# MATERIAL PROVIDED
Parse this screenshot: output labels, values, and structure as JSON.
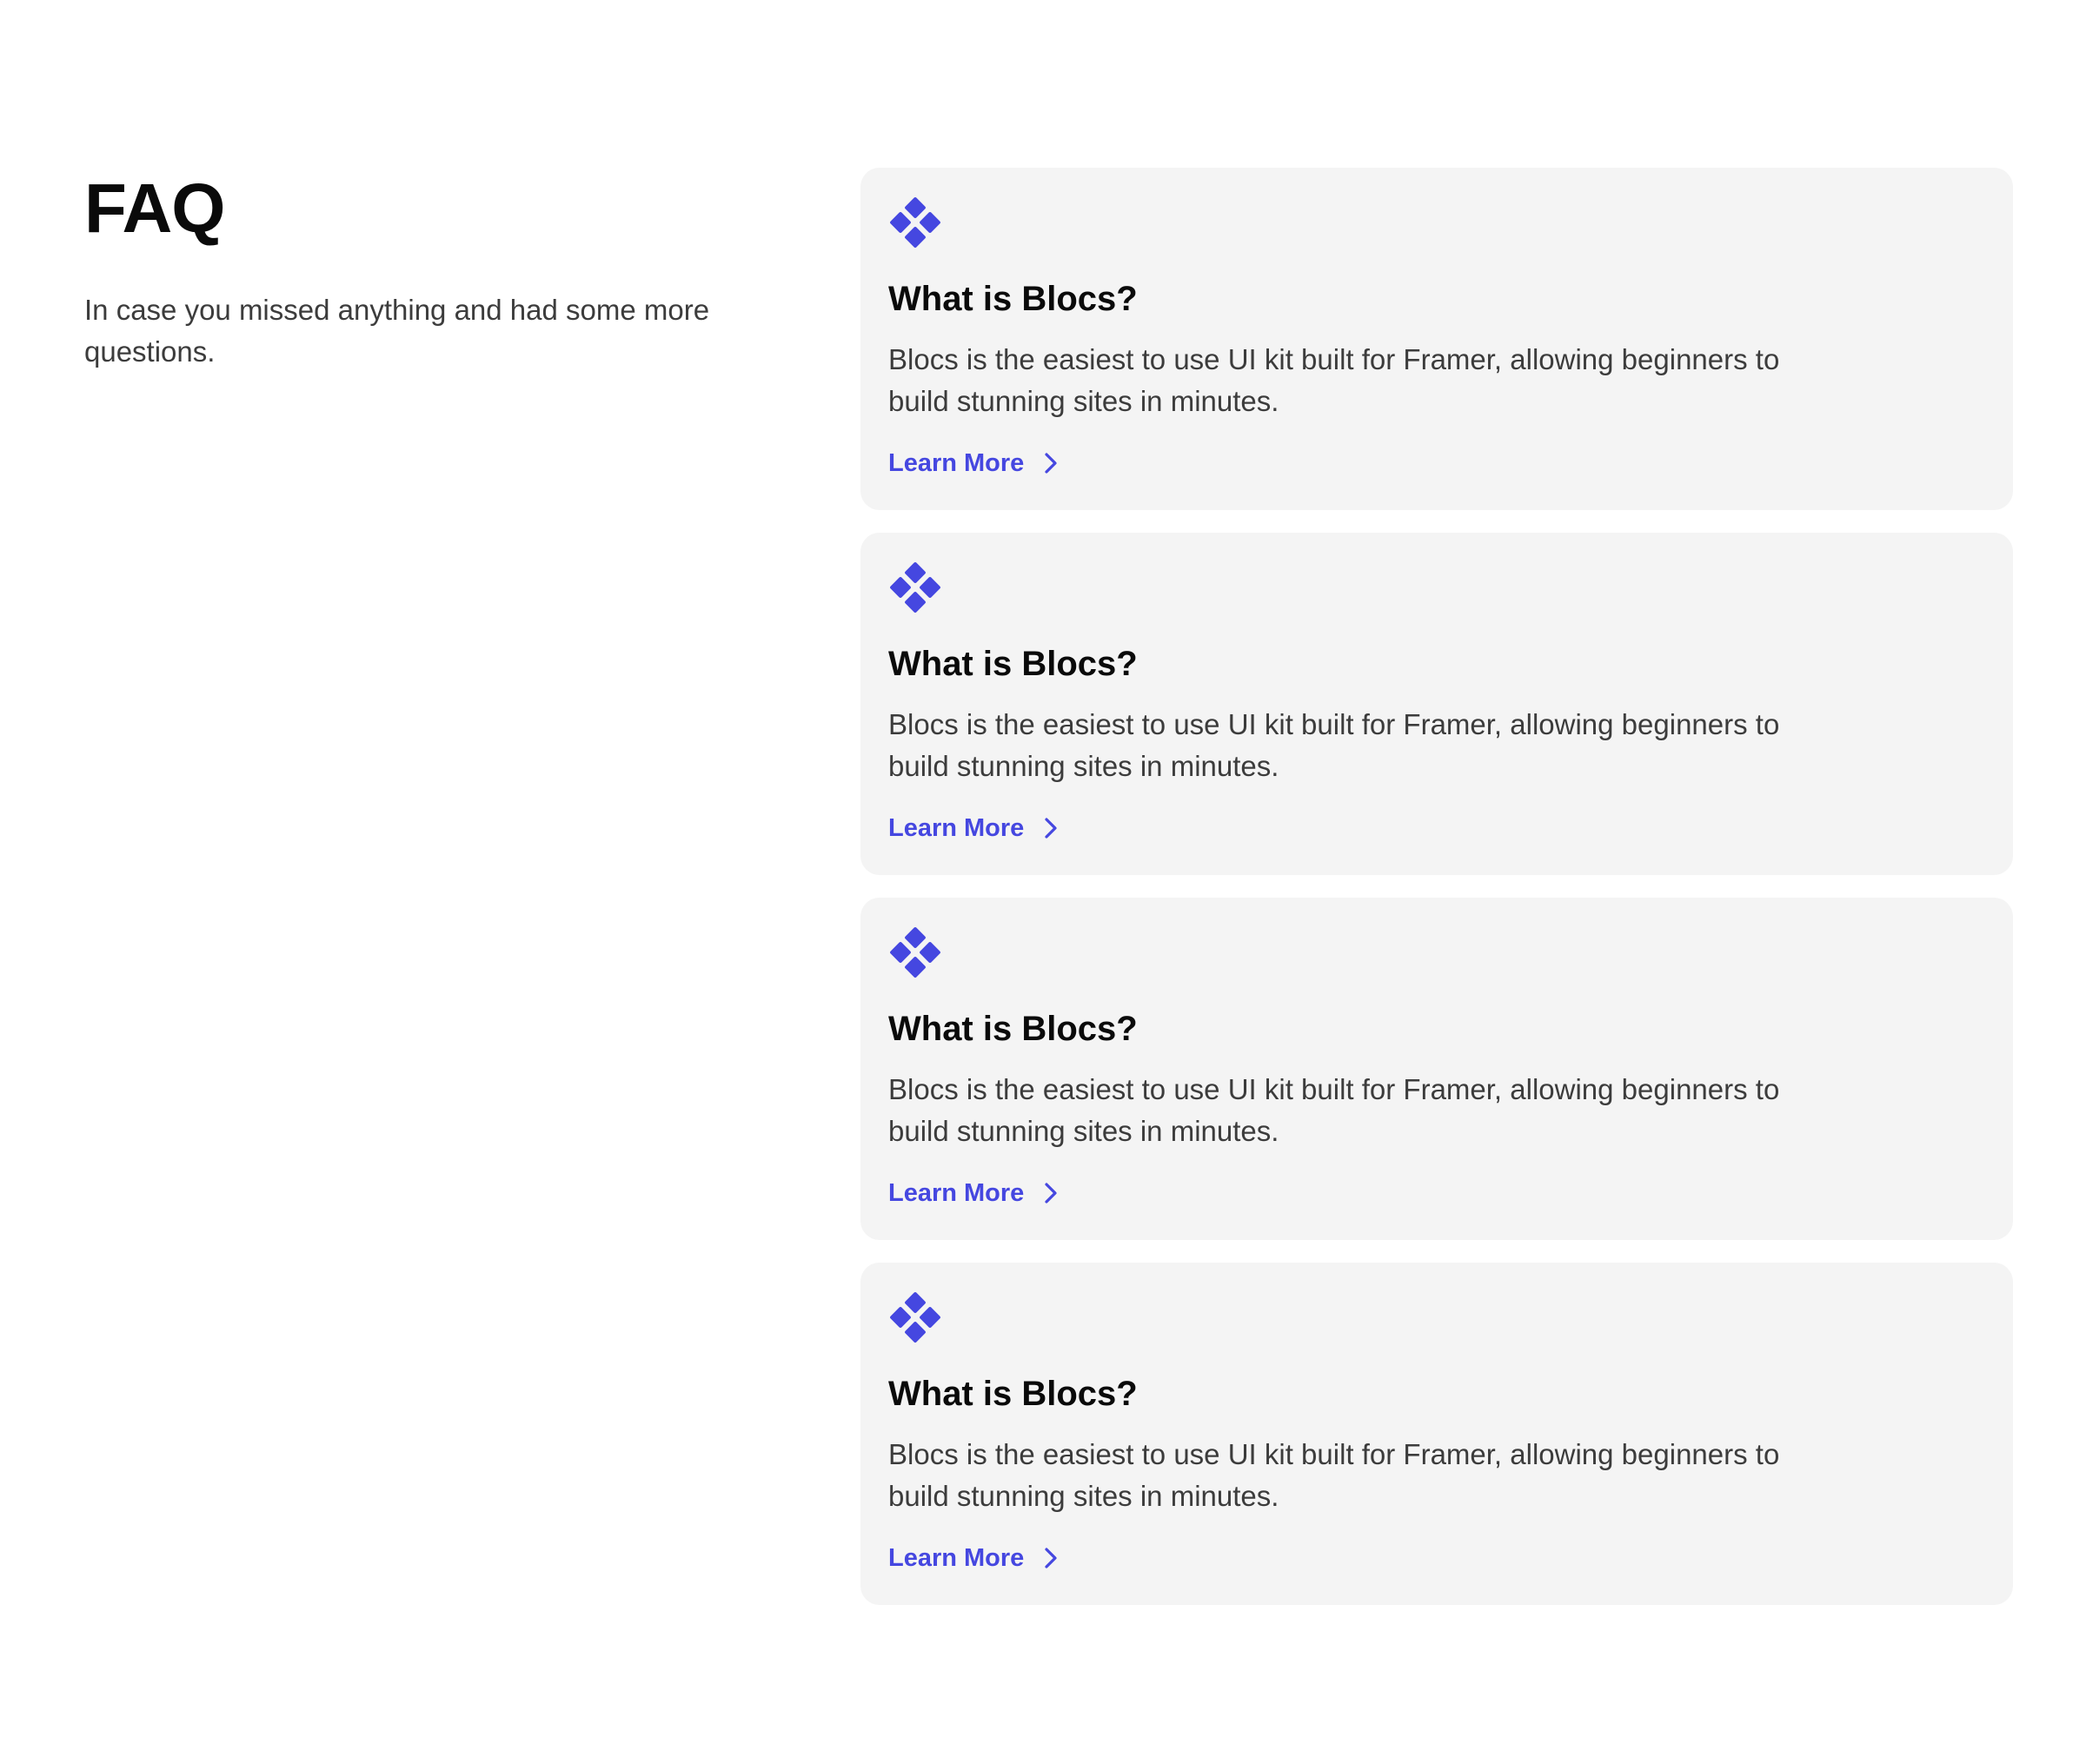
{
  "header": {
    "title": "FAQ",
    "subtitle": "In case you missed anything and had some more questions."
  },
  "accent_color": "#4547e0",
  "faq": [
    {
      "icon": "diamond-cluster-icon",
      "question": "What is Blocs?",
      "answer": "Blocs is the easiest to use UI kit built for Framer, allowing beginners to build stunning sites in minutes.",
      "link_label": "Learn More"
    },
    {
      "icon": "diamond-cluster-icon",
      "question": "What is Blocs?",
      "answer": "Blocs is the easiest to use UI kit built for Framer, allowing beginners to build stunning sites in minutes.",
      "link_label": "Learn More"
    },
    {
      "icon": "diamond-cluster-icon",
      "question": "What is Blocs?",
      "answer": "Blocs is the easiest to use UI kit built for Framer, allowing beginners to build stunning sites in minutes.",
      "link_label": "Learn More"
    },
    {
      "icon": "diamond-cluster-icon",
      "question": "What is Blocs?",
      "answer": "Blocs is the easiest to use UI kit built for Framer, allowing beginners to build stunning sites in minutes.",
      "link_label": "Learn More"
    }
  ]
}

# CHALLENGE
Retype the whole listing exactly and leave the pictures out.

# THE COMPLETED TASK
Parse this screenshot: output labels, values, and structure as JSON.
{
  "header": {
    "title": "FAQ",
    "subtitle": "In case you missed anything and had some more questions."
  },
  "accent_color": "#4547e0",
  "faq": [
    {
      "icon": "diamond-cluster-icon",
      "question": "What is Blocs?",
      "answer": "Blocs is the easiest to use UI kit built for Framer, allowing beginners to build stunning sites in minutes.",
      "link_label": "Learn More"
    },
    {
      "icon": "diamond-cluster-icon",
      "question": "What is Blocs?",
      "answer": "Blocs is the easiest to use UI kit built for Framer, allowing beginners to build stunning sites in minutes.",
      "link_label": "Learn More"
    },
    {
      "icon": "diamond-cluster-icon",
      "question": "What is Blocs?",
      "answer": "Blocs is the easiest to use UI kit built for Framer, allowing beginners to build stunning sites in minutes.",
      "link_label": "Learn More"
    },
    {
      "icon": "diamond-cluster-icon",
      "question": "What is Blocs?",
      "answer": "Blocs is the easiest to use UI kit built for Framer, allowing beginners to build stunning sites in minutes.",
      "link_label": "Learn More"
    }
  ]
}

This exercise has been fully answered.